(The problem): Pick out each line containing the string "name" and copy it.

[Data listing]
#####

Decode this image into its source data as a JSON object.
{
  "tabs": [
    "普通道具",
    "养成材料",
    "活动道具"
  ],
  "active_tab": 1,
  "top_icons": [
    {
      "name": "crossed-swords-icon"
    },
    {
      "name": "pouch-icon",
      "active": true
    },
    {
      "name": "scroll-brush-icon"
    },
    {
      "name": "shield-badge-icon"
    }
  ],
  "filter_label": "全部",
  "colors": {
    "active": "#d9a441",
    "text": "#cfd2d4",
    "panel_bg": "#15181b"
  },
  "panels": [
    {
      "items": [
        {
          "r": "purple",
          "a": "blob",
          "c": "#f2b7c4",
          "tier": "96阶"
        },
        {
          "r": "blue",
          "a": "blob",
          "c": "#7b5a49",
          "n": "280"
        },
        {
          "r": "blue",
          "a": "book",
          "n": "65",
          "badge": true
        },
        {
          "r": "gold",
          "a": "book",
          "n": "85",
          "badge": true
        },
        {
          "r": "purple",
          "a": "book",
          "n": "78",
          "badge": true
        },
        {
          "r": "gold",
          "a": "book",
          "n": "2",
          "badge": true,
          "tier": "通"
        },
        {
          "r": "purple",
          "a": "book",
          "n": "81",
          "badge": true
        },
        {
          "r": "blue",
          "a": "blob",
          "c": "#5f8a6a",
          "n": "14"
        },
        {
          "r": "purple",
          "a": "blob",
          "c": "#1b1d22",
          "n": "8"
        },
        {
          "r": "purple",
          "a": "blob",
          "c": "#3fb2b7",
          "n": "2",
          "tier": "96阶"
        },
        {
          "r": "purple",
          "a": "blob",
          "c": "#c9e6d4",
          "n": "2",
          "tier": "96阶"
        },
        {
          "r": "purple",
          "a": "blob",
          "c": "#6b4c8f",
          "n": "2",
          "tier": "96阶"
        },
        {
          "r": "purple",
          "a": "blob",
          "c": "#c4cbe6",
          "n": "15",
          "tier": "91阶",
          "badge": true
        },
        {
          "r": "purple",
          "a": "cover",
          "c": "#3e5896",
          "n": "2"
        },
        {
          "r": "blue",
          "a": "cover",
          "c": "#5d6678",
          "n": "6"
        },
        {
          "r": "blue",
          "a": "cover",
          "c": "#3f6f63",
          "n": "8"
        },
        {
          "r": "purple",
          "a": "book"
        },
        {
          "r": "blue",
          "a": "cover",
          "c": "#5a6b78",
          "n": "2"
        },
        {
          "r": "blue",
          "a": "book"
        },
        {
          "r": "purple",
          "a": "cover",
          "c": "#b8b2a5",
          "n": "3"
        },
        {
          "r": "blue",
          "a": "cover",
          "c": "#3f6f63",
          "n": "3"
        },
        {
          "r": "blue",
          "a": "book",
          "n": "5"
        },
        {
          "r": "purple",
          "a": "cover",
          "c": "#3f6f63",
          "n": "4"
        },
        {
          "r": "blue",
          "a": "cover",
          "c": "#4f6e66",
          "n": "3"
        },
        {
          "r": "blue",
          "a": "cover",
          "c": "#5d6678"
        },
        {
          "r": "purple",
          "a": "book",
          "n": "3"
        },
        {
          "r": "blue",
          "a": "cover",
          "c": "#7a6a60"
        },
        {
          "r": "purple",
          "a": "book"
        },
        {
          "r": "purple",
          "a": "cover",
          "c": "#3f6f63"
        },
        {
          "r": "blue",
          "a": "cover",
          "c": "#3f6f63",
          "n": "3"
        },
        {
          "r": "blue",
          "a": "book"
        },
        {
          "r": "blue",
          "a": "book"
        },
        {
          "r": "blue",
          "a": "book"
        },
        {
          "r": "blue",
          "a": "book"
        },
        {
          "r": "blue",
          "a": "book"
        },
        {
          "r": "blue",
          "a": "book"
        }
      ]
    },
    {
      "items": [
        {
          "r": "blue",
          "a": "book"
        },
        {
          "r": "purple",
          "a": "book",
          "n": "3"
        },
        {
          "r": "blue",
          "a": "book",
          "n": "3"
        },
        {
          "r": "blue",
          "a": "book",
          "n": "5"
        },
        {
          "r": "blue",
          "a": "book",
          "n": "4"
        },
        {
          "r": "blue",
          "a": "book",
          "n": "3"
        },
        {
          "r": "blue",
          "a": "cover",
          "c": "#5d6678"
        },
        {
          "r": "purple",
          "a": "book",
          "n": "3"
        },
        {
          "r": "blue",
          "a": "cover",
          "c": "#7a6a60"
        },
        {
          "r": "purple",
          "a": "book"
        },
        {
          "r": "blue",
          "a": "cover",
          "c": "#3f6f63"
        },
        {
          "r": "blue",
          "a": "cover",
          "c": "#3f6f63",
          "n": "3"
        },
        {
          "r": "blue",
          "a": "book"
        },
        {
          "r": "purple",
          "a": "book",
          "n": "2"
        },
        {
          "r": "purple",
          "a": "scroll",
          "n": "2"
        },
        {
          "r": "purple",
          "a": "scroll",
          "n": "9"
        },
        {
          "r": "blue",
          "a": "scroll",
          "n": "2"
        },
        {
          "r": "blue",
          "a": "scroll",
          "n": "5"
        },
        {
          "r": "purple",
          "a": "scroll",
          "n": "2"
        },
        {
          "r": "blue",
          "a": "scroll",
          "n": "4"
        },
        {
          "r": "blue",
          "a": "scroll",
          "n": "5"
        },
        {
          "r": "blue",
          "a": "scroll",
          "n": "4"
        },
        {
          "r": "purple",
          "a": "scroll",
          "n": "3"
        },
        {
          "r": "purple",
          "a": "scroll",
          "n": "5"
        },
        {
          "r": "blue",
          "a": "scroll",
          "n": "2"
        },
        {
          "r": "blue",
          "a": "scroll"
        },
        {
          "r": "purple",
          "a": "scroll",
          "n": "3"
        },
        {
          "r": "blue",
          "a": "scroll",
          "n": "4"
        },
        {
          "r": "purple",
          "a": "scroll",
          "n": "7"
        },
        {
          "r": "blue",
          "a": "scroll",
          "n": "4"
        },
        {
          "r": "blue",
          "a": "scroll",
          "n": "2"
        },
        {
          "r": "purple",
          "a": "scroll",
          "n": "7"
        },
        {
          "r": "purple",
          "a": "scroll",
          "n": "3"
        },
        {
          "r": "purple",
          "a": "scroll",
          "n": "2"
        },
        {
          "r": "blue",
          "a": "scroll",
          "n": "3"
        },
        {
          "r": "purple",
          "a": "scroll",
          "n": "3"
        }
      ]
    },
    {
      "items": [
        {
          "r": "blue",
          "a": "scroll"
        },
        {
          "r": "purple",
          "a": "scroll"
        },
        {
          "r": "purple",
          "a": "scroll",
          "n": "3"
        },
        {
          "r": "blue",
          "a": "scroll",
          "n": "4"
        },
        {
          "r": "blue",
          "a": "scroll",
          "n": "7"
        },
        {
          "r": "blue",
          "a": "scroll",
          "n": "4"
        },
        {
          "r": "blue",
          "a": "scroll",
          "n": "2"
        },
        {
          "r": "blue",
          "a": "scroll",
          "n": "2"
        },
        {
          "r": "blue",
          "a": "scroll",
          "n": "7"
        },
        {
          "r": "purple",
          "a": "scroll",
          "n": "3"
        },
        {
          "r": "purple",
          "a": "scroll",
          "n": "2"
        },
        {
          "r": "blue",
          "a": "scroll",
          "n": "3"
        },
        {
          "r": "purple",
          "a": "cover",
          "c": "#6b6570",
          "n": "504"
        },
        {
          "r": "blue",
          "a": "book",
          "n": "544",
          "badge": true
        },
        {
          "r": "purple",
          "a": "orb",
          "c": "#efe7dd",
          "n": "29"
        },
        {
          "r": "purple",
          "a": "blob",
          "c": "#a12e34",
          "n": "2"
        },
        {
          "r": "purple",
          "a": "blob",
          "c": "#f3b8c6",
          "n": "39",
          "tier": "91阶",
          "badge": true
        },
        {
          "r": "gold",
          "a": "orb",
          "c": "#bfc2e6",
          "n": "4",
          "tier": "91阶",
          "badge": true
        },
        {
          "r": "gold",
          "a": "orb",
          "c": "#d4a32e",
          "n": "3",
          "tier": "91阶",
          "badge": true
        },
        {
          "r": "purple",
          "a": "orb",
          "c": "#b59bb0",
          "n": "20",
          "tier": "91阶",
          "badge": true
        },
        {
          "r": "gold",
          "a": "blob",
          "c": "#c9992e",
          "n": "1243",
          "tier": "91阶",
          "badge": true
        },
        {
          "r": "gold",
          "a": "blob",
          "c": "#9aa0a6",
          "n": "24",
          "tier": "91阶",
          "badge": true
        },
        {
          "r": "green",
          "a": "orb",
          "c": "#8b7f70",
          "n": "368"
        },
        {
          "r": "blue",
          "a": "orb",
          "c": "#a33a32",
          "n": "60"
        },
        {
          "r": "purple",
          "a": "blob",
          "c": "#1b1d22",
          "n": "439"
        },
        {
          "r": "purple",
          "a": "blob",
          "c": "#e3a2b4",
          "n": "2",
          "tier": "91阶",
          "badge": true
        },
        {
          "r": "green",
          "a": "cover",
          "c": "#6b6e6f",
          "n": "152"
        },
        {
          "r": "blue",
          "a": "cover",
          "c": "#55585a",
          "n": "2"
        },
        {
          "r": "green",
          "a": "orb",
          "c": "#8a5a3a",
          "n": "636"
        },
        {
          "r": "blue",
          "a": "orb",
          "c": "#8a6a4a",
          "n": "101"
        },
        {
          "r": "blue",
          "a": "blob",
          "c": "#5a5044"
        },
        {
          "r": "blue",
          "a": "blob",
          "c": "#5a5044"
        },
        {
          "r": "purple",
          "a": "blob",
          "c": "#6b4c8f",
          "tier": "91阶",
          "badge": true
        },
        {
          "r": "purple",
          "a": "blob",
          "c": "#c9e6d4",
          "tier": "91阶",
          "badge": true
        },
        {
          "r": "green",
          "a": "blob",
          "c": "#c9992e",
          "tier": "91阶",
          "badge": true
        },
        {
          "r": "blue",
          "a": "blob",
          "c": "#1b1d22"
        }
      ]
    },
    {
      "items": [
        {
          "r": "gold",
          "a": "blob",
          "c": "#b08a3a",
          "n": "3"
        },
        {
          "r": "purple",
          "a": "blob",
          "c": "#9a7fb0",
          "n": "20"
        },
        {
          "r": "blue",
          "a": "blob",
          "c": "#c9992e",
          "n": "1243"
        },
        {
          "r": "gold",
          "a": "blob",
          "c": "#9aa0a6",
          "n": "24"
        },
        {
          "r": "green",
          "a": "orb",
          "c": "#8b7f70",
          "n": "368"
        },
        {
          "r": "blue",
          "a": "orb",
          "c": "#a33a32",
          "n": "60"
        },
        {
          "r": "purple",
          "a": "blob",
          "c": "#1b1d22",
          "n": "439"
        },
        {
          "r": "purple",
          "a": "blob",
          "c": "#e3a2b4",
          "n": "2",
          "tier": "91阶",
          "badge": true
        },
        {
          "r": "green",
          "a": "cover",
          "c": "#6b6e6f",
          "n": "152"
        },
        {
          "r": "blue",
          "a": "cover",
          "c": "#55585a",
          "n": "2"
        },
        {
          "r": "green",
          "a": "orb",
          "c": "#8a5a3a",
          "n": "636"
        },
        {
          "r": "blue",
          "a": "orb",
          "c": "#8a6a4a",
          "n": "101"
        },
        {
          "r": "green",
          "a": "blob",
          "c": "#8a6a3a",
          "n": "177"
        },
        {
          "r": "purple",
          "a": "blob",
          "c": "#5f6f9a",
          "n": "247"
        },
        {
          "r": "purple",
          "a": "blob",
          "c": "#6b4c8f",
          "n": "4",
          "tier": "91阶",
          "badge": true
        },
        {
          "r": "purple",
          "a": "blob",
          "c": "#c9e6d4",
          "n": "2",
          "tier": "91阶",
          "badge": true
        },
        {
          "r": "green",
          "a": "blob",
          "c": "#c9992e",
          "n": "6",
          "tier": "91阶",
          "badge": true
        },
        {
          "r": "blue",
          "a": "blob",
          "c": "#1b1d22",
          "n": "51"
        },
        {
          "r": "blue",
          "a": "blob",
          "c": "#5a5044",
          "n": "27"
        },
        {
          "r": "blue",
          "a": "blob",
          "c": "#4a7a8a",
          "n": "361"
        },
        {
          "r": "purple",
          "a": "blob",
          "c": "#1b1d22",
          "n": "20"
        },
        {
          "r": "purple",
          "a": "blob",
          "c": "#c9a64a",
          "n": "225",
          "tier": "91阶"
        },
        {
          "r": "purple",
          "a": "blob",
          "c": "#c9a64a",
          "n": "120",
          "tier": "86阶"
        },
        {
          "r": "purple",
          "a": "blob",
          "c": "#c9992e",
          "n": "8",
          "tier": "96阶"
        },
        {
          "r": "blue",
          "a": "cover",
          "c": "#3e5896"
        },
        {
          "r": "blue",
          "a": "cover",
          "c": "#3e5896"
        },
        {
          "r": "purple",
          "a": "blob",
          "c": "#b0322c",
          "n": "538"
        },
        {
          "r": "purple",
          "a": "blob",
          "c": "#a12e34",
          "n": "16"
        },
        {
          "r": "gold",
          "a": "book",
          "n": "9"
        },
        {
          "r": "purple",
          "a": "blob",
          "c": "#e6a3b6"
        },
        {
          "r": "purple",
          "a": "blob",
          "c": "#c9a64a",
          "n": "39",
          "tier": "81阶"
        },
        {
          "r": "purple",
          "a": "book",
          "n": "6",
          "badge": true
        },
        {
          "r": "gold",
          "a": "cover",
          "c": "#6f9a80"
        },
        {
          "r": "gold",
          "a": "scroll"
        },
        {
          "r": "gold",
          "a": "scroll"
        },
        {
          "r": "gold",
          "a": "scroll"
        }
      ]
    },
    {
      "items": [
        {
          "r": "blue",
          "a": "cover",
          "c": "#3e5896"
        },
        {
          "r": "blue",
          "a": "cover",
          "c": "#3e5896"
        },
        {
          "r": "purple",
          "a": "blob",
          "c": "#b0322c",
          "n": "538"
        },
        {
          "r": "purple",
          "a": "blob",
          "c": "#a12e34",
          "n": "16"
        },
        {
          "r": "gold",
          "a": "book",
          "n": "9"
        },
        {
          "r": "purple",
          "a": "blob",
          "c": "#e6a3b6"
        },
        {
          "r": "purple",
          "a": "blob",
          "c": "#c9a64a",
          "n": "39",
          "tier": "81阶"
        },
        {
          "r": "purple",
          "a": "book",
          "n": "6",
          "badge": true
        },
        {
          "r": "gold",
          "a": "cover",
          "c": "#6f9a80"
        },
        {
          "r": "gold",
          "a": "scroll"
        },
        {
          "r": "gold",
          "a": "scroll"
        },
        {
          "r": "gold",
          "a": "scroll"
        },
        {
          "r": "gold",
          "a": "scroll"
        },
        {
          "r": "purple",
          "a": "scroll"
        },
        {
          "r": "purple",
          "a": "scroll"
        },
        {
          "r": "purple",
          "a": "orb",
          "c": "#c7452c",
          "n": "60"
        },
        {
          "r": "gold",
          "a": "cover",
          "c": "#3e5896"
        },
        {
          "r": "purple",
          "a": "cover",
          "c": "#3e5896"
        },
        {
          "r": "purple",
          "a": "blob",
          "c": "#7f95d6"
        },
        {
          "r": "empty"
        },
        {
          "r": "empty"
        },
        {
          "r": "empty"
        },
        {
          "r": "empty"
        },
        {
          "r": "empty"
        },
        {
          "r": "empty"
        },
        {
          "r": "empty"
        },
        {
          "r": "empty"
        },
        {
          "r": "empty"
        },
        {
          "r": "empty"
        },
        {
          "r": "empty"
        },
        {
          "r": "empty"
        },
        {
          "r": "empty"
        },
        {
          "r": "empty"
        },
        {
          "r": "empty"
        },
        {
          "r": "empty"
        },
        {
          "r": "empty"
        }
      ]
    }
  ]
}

#####

(Correct result):
      "name": "crossed-swords-icon"
      "name": "pouch-icon",
      "name": "scroll-brush-icon"
      "name": "shield-badge-icon"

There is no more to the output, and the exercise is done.